> _Objective_: Look through the records below and give the number of lines holding the string "Base", nothing more.

═══

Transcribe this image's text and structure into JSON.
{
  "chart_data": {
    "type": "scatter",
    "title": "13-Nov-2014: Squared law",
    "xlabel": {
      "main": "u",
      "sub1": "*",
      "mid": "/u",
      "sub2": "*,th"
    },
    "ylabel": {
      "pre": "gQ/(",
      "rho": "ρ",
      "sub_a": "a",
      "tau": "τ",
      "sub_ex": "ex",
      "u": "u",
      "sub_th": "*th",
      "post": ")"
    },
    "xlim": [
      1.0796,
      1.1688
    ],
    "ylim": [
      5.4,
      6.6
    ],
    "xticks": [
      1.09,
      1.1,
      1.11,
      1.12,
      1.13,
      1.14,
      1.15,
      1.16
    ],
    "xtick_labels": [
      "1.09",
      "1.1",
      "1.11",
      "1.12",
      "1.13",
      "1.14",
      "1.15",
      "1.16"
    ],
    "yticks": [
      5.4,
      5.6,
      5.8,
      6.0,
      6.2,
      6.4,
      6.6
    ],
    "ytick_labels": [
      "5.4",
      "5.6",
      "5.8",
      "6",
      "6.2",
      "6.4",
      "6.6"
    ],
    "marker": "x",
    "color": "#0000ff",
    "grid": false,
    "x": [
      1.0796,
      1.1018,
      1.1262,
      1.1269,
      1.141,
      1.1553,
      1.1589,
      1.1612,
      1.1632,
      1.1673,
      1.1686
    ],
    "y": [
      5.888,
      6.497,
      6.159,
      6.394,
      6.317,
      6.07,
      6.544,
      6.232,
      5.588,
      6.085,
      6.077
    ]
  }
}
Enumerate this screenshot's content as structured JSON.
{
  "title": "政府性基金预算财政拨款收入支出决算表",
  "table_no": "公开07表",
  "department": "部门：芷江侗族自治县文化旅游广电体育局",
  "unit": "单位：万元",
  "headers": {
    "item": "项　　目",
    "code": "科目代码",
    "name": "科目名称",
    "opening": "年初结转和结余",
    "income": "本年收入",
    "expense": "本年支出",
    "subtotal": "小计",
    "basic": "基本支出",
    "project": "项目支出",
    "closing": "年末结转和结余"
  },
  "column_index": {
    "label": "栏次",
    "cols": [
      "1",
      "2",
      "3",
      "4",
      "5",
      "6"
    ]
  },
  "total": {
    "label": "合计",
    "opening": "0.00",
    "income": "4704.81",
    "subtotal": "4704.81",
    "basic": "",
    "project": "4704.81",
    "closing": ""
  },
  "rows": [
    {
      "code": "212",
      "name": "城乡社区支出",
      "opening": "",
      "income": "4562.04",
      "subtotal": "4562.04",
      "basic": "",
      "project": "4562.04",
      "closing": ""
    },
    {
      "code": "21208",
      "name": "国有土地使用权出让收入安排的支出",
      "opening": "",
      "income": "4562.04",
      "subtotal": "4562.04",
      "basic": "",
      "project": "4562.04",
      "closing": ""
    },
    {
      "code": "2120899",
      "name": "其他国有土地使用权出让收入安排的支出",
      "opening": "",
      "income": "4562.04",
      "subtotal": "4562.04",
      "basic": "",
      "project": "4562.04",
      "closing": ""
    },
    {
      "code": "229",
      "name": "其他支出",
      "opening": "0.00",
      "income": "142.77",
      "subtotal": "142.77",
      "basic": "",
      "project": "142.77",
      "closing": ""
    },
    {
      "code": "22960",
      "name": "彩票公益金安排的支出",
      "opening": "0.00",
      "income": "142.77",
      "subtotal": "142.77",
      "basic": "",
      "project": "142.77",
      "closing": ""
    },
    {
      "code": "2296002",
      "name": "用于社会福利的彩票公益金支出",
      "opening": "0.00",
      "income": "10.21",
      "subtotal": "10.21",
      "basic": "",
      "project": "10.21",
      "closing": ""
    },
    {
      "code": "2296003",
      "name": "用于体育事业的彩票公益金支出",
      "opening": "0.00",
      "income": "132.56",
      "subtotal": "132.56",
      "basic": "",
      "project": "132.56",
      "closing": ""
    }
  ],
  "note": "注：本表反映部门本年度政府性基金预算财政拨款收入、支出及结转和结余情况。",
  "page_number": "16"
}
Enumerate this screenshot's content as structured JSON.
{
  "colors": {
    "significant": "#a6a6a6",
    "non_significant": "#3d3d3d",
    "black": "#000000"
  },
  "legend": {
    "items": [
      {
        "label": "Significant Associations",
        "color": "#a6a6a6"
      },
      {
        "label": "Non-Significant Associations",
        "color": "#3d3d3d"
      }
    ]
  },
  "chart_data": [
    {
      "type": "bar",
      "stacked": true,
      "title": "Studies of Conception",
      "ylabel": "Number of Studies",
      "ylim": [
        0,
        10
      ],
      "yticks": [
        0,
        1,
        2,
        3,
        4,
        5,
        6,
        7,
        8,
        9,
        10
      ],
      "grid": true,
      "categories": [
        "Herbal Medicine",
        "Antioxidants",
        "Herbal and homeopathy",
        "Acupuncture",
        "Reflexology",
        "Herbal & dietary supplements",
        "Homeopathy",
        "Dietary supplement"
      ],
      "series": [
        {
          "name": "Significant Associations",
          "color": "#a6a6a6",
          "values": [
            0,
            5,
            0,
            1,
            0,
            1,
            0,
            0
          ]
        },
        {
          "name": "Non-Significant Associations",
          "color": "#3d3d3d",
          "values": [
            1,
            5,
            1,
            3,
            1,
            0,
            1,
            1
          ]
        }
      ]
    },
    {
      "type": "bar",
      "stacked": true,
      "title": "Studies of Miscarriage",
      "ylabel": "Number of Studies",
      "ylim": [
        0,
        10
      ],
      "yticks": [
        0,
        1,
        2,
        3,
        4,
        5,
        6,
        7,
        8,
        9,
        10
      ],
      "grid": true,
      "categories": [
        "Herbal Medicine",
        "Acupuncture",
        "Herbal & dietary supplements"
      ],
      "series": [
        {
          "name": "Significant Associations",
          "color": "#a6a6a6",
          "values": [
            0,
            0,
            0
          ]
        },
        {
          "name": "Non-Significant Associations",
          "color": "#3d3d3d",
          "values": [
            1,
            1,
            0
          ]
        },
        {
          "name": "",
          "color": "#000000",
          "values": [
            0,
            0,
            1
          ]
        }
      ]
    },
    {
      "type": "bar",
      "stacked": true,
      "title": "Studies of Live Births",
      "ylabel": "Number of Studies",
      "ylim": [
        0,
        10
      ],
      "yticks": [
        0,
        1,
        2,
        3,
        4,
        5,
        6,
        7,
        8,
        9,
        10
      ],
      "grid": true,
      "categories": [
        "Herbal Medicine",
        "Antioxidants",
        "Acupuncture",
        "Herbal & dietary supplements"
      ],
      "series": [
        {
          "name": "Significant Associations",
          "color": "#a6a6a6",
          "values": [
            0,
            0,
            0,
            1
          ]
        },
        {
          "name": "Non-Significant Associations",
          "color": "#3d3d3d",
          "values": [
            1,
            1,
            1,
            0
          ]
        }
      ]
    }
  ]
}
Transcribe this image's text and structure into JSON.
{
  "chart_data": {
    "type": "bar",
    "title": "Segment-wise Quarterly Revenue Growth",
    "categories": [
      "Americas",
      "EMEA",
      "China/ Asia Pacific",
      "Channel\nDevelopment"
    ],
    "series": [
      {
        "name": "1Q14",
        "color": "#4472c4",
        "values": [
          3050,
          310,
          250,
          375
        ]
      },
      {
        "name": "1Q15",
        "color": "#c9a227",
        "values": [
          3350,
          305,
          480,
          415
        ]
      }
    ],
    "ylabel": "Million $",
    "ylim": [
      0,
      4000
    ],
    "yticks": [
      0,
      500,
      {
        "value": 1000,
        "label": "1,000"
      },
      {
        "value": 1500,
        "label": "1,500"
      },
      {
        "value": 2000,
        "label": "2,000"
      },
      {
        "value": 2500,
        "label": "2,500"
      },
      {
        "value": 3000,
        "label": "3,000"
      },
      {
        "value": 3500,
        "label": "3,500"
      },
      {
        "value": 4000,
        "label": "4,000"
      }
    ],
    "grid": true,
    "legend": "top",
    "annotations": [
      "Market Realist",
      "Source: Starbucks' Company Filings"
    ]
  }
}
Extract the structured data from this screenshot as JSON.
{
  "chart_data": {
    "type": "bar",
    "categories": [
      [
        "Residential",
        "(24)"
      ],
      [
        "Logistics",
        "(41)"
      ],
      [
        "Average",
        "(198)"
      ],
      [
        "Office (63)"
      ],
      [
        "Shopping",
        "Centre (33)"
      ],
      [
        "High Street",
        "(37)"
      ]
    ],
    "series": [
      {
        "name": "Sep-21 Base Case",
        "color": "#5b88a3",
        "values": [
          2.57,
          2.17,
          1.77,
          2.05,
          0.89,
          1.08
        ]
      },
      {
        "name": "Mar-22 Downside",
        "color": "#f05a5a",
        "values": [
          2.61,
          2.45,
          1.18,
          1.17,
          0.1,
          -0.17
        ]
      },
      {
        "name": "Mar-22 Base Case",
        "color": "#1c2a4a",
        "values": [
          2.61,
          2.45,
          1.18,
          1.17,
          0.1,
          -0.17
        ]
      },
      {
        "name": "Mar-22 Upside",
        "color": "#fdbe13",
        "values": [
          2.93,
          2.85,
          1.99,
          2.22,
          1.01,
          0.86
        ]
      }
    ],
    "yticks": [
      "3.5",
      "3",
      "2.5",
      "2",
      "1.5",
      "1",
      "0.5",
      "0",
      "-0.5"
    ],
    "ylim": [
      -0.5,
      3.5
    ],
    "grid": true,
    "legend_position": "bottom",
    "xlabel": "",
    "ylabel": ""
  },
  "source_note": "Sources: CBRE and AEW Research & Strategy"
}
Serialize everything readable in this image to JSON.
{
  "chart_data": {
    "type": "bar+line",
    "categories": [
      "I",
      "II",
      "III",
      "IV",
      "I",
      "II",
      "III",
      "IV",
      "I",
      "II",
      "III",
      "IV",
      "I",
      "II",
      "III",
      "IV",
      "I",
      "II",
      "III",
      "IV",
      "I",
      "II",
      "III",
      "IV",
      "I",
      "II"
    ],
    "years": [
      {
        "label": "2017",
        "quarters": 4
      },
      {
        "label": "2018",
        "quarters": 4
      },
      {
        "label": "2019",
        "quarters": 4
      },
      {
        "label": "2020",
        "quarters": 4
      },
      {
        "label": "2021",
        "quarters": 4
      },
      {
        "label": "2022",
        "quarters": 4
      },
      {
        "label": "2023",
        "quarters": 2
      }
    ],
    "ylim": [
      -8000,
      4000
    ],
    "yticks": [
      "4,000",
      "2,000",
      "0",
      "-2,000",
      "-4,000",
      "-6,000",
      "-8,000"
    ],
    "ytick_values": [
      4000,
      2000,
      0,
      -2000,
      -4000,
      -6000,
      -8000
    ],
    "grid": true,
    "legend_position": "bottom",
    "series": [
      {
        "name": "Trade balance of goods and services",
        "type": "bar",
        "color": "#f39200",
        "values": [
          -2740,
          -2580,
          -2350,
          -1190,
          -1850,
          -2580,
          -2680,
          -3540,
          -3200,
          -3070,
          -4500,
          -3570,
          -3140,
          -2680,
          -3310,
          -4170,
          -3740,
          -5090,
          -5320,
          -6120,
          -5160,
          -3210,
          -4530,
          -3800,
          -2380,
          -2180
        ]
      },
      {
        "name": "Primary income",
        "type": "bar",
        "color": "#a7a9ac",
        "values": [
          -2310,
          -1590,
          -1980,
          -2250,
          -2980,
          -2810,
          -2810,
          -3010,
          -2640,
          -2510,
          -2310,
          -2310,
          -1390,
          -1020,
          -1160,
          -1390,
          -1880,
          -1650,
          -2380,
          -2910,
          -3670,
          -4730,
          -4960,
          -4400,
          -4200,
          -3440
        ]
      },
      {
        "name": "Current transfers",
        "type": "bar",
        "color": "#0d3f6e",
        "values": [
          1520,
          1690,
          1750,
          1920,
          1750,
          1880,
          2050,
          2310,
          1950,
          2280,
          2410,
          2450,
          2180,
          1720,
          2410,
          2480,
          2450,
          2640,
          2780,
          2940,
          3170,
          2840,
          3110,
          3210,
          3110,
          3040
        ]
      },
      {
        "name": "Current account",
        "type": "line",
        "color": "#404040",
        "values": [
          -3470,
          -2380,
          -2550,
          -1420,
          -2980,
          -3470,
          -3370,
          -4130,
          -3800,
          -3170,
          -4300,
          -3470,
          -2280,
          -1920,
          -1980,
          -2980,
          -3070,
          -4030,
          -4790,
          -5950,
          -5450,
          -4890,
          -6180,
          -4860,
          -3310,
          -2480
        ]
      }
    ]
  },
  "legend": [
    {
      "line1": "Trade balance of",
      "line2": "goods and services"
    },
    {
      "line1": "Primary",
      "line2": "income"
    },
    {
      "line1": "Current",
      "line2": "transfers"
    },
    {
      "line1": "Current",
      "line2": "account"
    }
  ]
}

═══

> _Solution for this problem_: 2